> [Supplied passage]:
↓

RedisCountingBloomFilter
)
This library if written in and for Java 8. For a Java 7 backport see: https://github.com/Crystark/Orestes-Bloomfilter
Err, Bloom what?
Bloom filters are awesome data structures: fast and space efficient.
BloomFilter<String> bf = new FilterBuilder(10_000_000, 0.01).buildBloomFilter(); //Expect 10M URLs
urls.add("http://github.com"); //Add millions of URLs
urls.contains("http://twitter.com"); //Know in an instant which ones you have or have not seen before
So what's the catch? Bloom filters allow false positives (i.e. URL contained though never added) with some probability (0.01 in the example). If you can mitigate rare false positives (false negatives never happen) then Bloom filters are probably for you.
New in 2.0
- A new expiring Bloom filter which maintains Bloom filter entry expiration completely in Redis (ExpiringBloomFilterPureRedis.java)
- Counting and expiration-based Bloom filters can now be migrated between the in-memory and Redis-backed implementations
- fixed a critical error with the hash entry calculation for counting Bloom filters: Hashes were encoded incorrectly by Jedis in the 1.x-based releases. Therefore, the Redis-backed counting Bloom filter implementation is not backward compatible with older releases. To avoid problems during upgrade, make sure to start with a clean Redis when upgrading to 2.0!
New in 1.0
- Bloom filters are now constructed and configured using a comfortable Builder interface, e.g.
new FilterBuilder(100,0.01).redisBacked().buildCountingBloomFilter()
- All Bloom filters are thread-safe and drastically improved in performance
- Arbitrarily many Bloom filter instances in a single Redis server by using
name("myfilter")
to distinguish filters - Existing filter can be loaded or overwritten and be shared from different processes without concurrency anomalies
- New and improved Hash functions: All cryptographic hash functions, Murmur3 and Murmur3 with the Kirsch&Mitzenmacher trick, advanced distribution and performance testing of hash functions
- Redis Bloom filters are much faster and simpler, fixed a very rare race-condition
- Memory and Redis Bloom filters now share a common interface
BloomFilter
resp.CountingBloomFilter
instead of being subclasses - Extensive JavaDoc documentation, test-coverage increased by a factor of at least 2, cleaner a streamlined (Java 8) design
- Redis read-slaves: allow your Bloom filter to perform reads on slaves to get even higher performance
- Library now available as Maven/Gradle repo and built using Gradle
- Population Estimation: the population of Counting and normal Bloom Filter can now be precisely estimated
- Frequency Estimation: the frequency/count of elements in Counting Bloom filter can now be estimated using the Minimum-Selection algorithm (known from spectral Bloom filters
- All add and remove method variants now return whether the element was added/removed resp. what the element's estimated count is
- Redis Bloom filters now use configurable connection pooling and are thus not limited by round-trip times anymore
- The library is now an important component of our Backend-as-a-Service startup Baqend and thus you can expect far more frequent updates. Don't worry, the Bloom filter library will always remain MIT-licensed and open-source!

↑

> [Entries shown]:
↓

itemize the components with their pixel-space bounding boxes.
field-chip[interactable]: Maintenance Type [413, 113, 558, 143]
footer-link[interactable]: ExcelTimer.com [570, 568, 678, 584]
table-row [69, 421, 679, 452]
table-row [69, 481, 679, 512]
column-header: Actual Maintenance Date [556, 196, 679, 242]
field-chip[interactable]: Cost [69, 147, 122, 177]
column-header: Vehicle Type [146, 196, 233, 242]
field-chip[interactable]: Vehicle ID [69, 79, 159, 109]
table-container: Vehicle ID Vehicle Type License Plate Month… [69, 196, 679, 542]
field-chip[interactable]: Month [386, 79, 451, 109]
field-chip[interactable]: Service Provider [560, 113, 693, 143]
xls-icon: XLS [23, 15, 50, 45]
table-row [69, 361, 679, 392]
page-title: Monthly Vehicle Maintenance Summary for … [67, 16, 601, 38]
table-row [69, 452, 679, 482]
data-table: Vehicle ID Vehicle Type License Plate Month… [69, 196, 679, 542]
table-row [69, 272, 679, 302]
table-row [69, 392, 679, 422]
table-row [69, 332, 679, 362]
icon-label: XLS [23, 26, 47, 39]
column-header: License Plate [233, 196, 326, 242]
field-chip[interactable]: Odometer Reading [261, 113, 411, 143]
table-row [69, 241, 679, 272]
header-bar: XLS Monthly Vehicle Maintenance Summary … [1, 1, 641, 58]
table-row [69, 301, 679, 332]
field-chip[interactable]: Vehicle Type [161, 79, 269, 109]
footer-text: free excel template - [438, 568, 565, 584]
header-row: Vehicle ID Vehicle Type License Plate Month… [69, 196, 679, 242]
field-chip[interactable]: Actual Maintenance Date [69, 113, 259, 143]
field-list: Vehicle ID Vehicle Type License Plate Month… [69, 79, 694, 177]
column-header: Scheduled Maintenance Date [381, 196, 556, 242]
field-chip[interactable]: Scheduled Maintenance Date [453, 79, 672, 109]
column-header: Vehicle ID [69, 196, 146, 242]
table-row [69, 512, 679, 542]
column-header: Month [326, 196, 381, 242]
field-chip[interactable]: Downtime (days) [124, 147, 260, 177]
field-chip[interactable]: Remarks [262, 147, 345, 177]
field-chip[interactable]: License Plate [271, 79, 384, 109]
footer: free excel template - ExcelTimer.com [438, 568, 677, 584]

↑
↓

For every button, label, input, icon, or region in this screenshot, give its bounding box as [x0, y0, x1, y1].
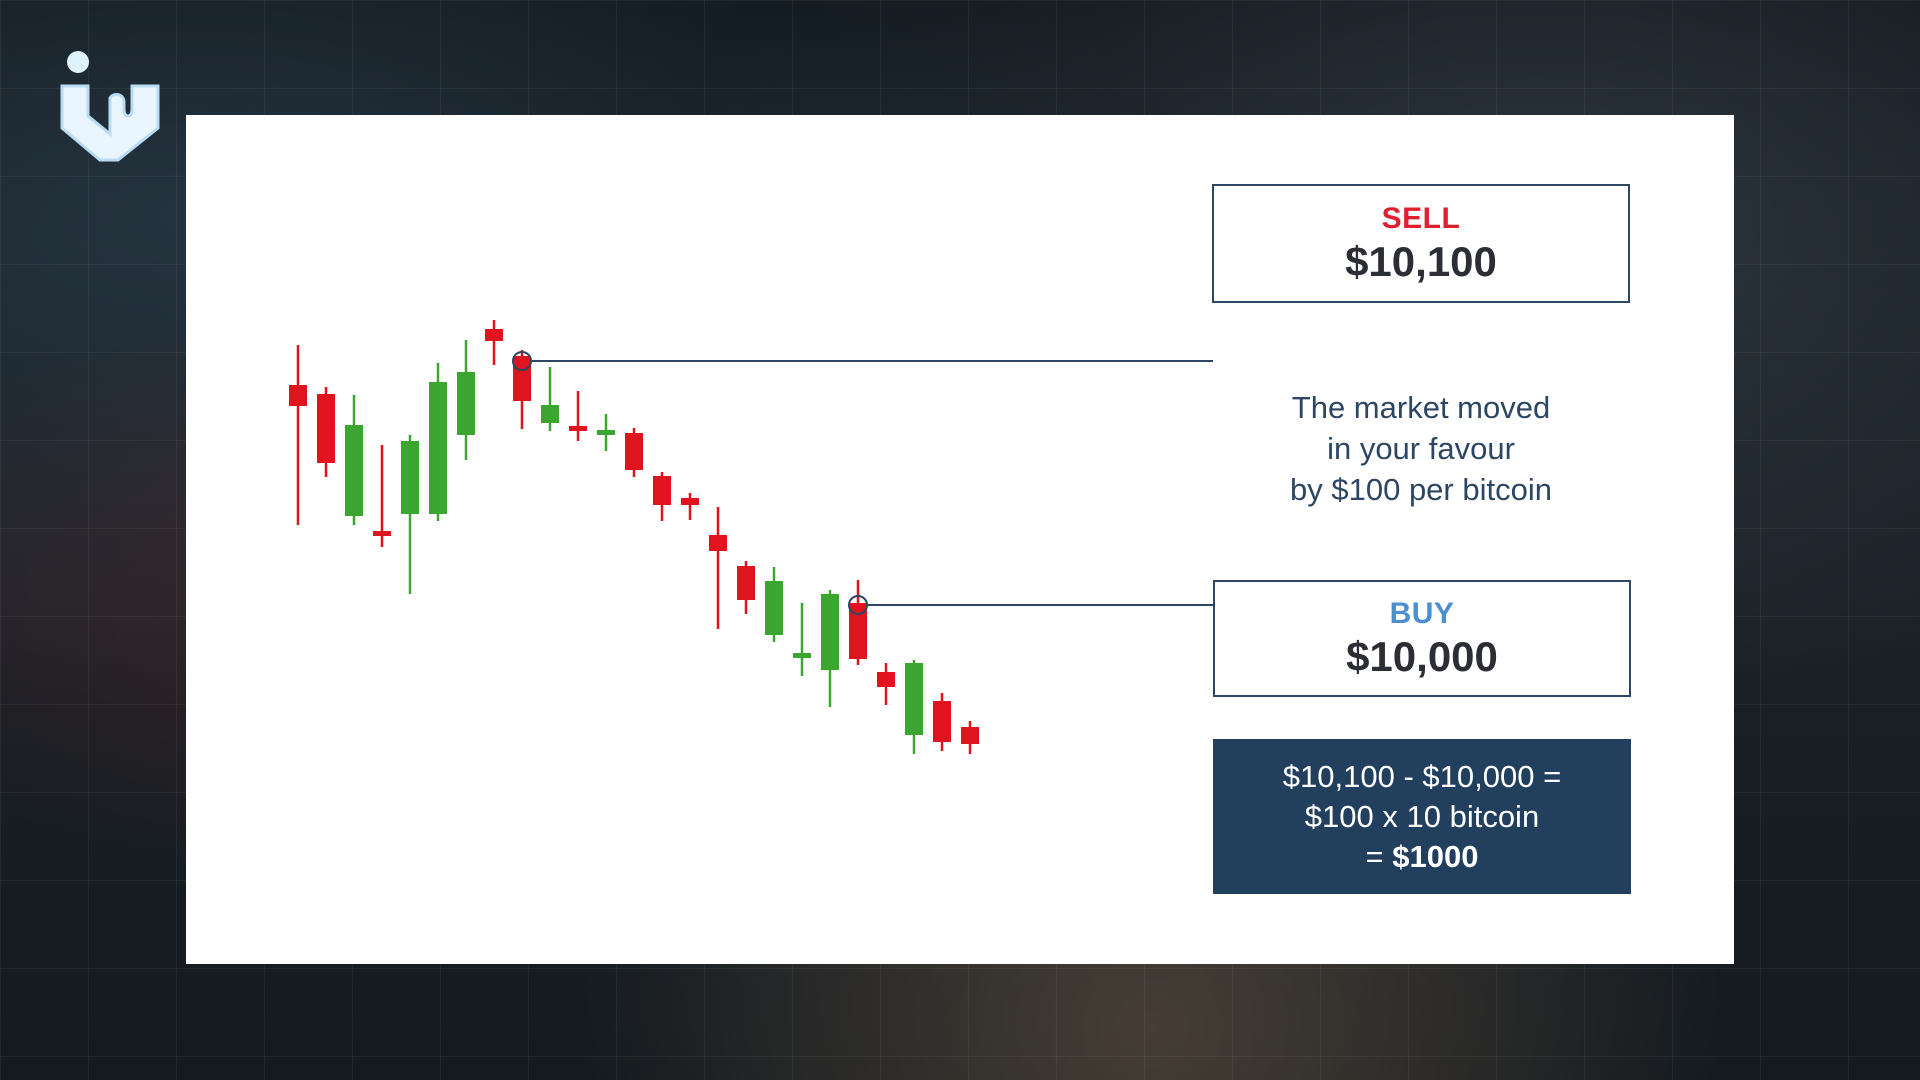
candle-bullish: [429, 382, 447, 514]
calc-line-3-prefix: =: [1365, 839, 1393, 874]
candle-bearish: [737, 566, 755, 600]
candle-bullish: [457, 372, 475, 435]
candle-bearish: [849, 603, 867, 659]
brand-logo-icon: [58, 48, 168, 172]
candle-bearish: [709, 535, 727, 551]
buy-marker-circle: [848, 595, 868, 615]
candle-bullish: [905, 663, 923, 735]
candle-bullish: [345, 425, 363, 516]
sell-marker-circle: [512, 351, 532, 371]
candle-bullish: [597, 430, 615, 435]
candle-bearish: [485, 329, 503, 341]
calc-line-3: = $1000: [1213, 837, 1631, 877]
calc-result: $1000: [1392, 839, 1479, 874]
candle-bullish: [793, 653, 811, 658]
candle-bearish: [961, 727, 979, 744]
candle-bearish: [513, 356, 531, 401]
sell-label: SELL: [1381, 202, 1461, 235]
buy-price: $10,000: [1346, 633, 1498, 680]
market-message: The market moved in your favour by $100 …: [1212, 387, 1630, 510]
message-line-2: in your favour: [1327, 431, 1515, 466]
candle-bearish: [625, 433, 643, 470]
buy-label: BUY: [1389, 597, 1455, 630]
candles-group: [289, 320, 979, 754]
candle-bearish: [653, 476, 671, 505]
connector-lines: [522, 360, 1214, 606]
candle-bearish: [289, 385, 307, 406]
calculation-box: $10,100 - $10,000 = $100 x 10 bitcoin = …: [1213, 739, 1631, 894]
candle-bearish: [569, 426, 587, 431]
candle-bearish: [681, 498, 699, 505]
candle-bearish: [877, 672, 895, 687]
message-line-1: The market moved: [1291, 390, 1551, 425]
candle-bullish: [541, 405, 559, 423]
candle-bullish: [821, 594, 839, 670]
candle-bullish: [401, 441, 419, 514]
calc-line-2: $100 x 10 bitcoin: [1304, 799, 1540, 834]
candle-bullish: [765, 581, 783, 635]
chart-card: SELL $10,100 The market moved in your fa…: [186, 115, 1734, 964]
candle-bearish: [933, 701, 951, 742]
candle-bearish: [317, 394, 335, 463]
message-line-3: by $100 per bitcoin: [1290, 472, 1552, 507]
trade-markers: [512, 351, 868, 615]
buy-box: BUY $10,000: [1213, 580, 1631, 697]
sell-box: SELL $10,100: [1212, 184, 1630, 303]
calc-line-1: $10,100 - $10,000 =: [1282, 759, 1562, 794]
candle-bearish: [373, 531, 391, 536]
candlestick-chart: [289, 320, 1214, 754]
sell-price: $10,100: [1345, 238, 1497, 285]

↑

> [What you will do]:
A. List every change that the Bloom filter library passage gives under the heading "New in 2.0".
B. Summarize the Bloom filter library passage in two sentences.
C. Answer these questions from the Bloom filter library passage:
(i) What false positive probability does the opening code example use?
(ii) Under which license will the library always remain?
(iii) Which algorithm estimates the frequency of elements in a Counting Bloom filter?
The records are separate material and do not belong to the Bloom filter library passage.

> [Task solutions]:
A.
- A new expiring Bloom filter that maintains entry expiration entirely in Redis (ExpiringBloomFilterPureRedis.java)
- Counting and expiration-based Bloom filters can be migrated between the in-memory and Redis-backed implementations
- A fix for a critical error in the hash entry calculation for counting Bloom filters, which makes the Redis-backed counting Bloom filter not backward compatible with older releases

B. The passage presents a Java 8 Bloom filter library and explains that Bloom filters are fast, space-efficient data structures that allow occasional false positives but never false negatives. It then lists the changes in versions 2.0 and 1.0, including an expiring Redis-based filter, a Builder interface, thread safety, new hash functions, and population and frequency estimation.

C.
(i) 0.01
(ii) The MIT license
(iii) The Minimum-Selection algorithm